Collected data entries:
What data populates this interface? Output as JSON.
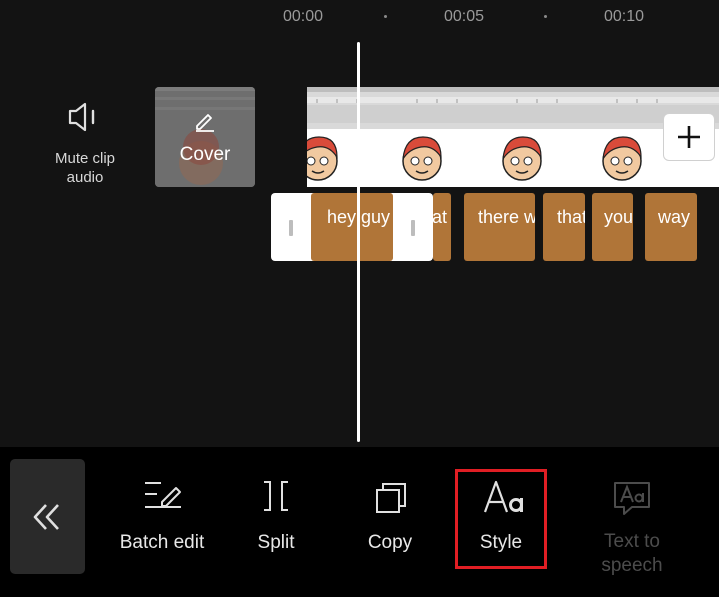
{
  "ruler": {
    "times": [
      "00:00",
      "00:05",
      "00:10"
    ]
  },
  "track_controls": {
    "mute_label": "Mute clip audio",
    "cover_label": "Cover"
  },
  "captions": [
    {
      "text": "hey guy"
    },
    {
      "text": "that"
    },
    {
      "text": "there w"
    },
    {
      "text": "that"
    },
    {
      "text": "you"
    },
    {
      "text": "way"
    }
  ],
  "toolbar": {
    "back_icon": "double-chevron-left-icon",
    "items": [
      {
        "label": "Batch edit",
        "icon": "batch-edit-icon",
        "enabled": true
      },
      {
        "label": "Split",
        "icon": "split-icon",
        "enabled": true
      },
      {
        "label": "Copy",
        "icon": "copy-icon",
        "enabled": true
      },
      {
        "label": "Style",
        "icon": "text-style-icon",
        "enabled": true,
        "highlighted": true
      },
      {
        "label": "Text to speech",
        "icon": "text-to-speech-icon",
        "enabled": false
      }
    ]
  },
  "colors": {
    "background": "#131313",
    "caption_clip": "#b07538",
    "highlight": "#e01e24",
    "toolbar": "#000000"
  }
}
--
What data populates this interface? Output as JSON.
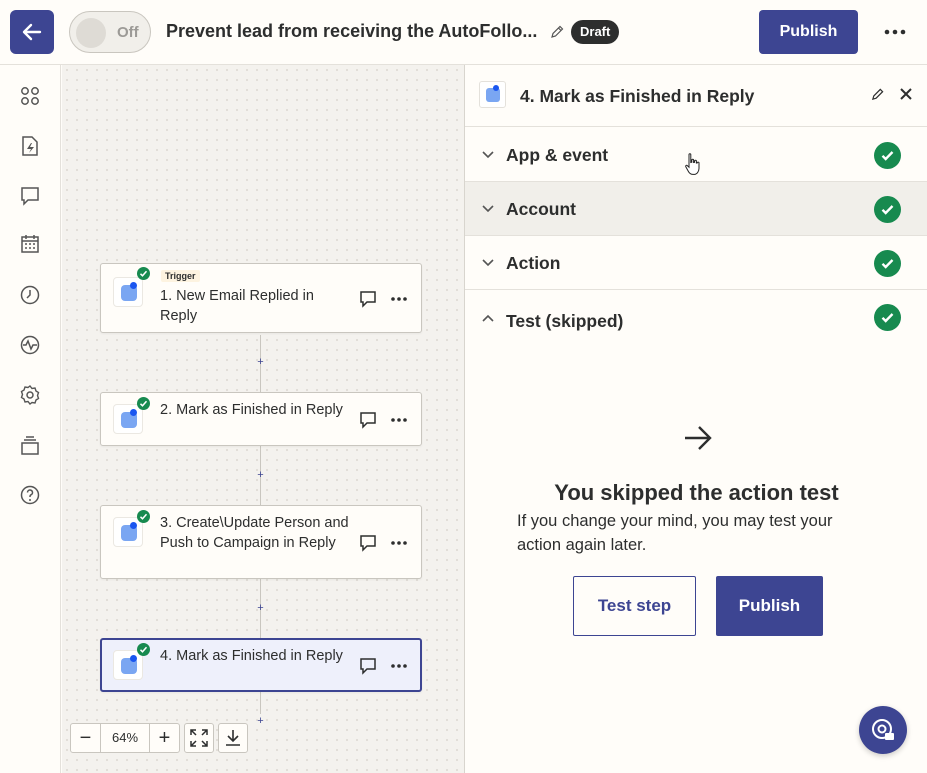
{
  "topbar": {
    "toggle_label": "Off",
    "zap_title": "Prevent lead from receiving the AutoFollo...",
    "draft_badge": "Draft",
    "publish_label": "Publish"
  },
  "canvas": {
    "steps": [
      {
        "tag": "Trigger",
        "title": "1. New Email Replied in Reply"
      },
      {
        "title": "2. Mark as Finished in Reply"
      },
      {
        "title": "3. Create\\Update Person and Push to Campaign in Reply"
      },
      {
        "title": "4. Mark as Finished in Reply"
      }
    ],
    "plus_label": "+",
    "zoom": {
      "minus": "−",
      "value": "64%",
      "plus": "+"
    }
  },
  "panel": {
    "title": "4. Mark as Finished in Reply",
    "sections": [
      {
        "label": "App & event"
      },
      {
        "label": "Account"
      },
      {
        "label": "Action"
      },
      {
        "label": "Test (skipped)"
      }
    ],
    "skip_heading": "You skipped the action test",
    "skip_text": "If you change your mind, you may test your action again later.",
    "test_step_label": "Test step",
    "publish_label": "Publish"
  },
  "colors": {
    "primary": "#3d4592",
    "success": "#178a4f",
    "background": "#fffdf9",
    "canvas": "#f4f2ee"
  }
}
---
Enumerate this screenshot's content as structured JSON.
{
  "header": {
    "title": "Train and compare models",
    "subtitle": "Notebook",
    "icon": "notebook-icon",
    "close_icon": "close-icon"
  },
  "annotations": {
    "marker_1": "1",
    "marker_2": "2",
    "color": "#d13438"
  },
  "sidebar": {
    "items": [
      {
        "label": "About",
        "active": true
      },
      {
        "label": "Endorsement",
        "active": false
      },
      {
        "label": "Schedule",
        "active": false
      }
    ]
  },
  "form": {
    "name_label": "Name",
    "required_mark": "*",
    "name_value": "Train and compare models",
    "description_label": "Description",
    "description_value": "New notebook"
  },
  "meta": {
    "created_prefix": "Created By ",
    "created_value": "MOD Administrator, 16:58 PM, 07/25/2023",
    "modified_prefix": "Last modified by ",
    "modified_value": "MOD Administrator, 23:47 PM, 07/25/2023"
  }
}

REQUIREMENTS
Only lines with the word "skipped" are wanted, so copy each one from the records.

RESPONSE
        "label": "Test (skipped)"
    "skip_heading": "You skipped the action test",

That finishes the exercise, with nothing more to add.